··· EXTRACTED DATA ···
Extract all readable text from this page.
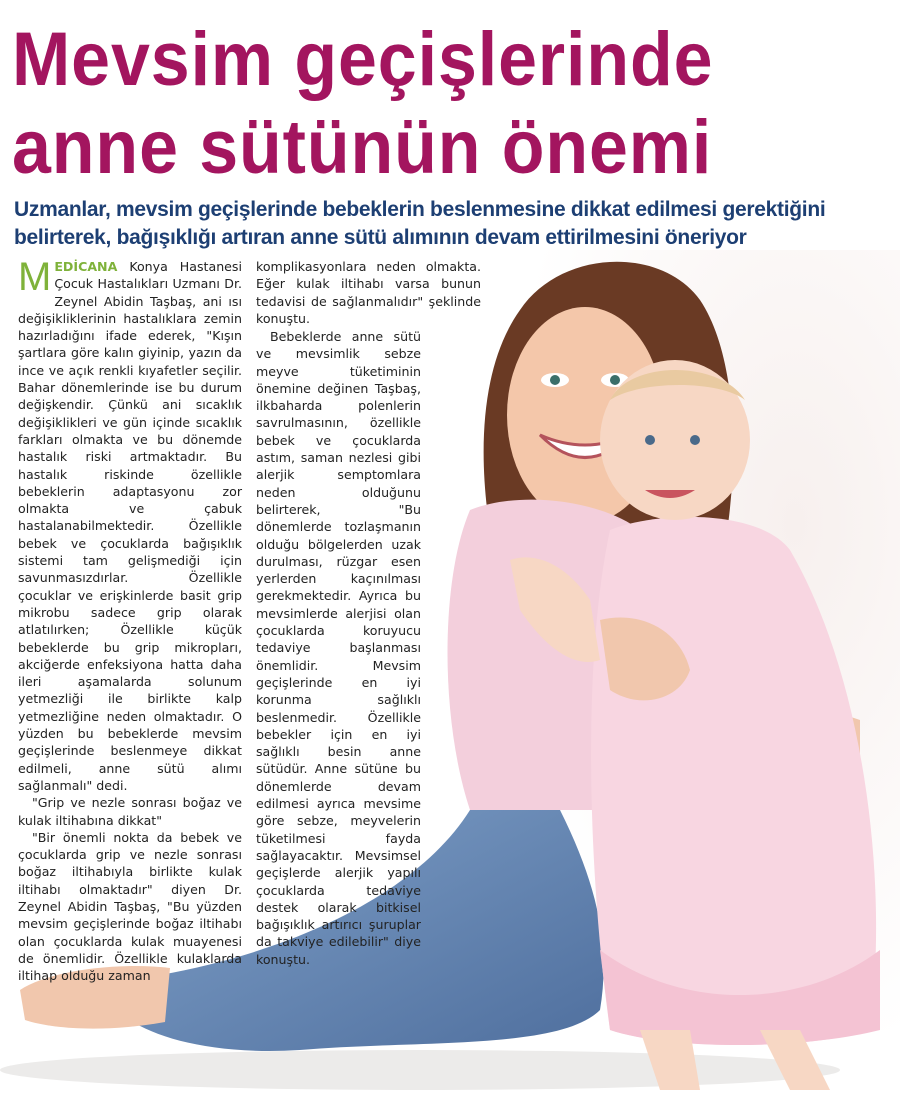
Mevsim geçişlerinde
anne sütünün önemi
Uzmanlar, mevsim geçişlerinde bebeklerin beslenmesine dikkat edilmesi gerektiğini belirterek, bağışıklığı artıran anne sütü alımının devam ettirilmesini öneriyor

MEDİCANA Konya Hastanesi Çocuk Hastalıkları Uzmanı Dr. Zeynel Abidin Taşbaş, ani ısı değişikliklerinin hastalıklara zemin hazırladığını ifade ederek, "Kışın şartlara göre kalın giyinip, yazın da ince ve açık renkli kıyafetler seçilir. Bahar dönemlerinde ise bu durum değişkendir. Çünkü ani sıcaklık değişiklikleri ve gün içinde sıcaklık farkları olmakta ve bu dönemde hastalık riski artmaktadır. Bu hastalık riskinde özellikle bebeklerin adaptasyonu zor olmakta ve çabuk hastalanabilmektedir. Özellikle bebek ve çocuklarda bağışıklık sistemi tam gelişmediği için savunmasızdırlar. Özellikle çocuklar ve erişkinlerde basit grip mikrobu sadece grip olarak atlatılırken; Özellikle küçük bebeklerde bu grip mikropları, akciğerde enfeksiyona hatta daha ileri aşamalarda solunum yetmezliği ile birlikte kalp yetmezliğine neden olmaktadır. O yüzden bu bebeklerde mevsim geçişlerinde beslenmeye dikkat edilmeli, anne sütü alımı sağlanmalı" dedi.

"Grip ve nezle sonrası boğaz ve kulak iltihabına dikkat"

"Bir önemli nokta da bebek ve çocuklarda grip ve nezle sonrası boğaz iltihabıyla birlikte kulak iltihabı olmaktadır" diyen Dr. Zeynel Abidin Taşbaş, "Bu yüzden mevsim geçişlerinde boğaz iltihabı olan çocuklarda kulak muayenesi de önemlidir. Özellikle kulaklarda iltihap olduğu zaman

komplikasyonlara neden olmakta. Eğer kulak iltihabı varsa bunun tedavisi de sağlanmalıdır" şeklinde konuştu.

Bebeklerde anne sütü ve mevsimlik sebze meyve tüketiminin önemine değinen Taşbaş, ilkbaharda polenlerin savrulmasının, özellikle bebek ve çocuklarda astım, saman nezlesi gibi alerjik semptomlara neden olduğunu belirterek, "Bu dönemlerde tozlaşmanın olduğu bölgelerden uzak durulması, rüzgar esen yerlerden kaçınılması gerekmektedir. Ayrıca bu mevsimlerde alerjisi olan çocuklarda koruyucu tedaviye başlanması önemlidir. Mevsim geçişlerinde en iyi korunma sağlıklı beslenmedir. Özellikle bebekler için en iyi sağlıklı besin anne sütüdür. Anne sütüne bu dönemlerde devam edilmesi ayrıca mevsime göre sebze, meyvelerin tüketilmesi fayda sağlayacaktır. Mevsimsel geçişlerde alerjik yapılı çocuklarda tedaviye destek olarak bitkisel bağışıklık artırıcı şuruplar da takviye edilebilir" diye konuştu.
···
_WORK REQUIRED:_ Search the records above for "kulak". Copy each line where it is found.

_TASK RESPONSE:_
"Grip ve nezle sonrası boğaz ve kulak iltihabına dikkat"
"Bir önemli nokta da bebek ve çocuklarda grip ve nezle sonrası boğaz iltihabıyla birlikte kulak iltihabı olmaktadır" diyen Dr. Zeynel Abidin Taşbaş, "Bu yüzden mevsim geçişlerinde boğaz iltihabı olan çocuklarda kulak muayenesi de önemlidir. Özellikle kulaklarda iltihap olduğu zaman
komplikasyonlara neden olmakta. Eğer kulak iltihabı varsa bunun tedavisi de sağlanmalıdır" şeklinde konuştu.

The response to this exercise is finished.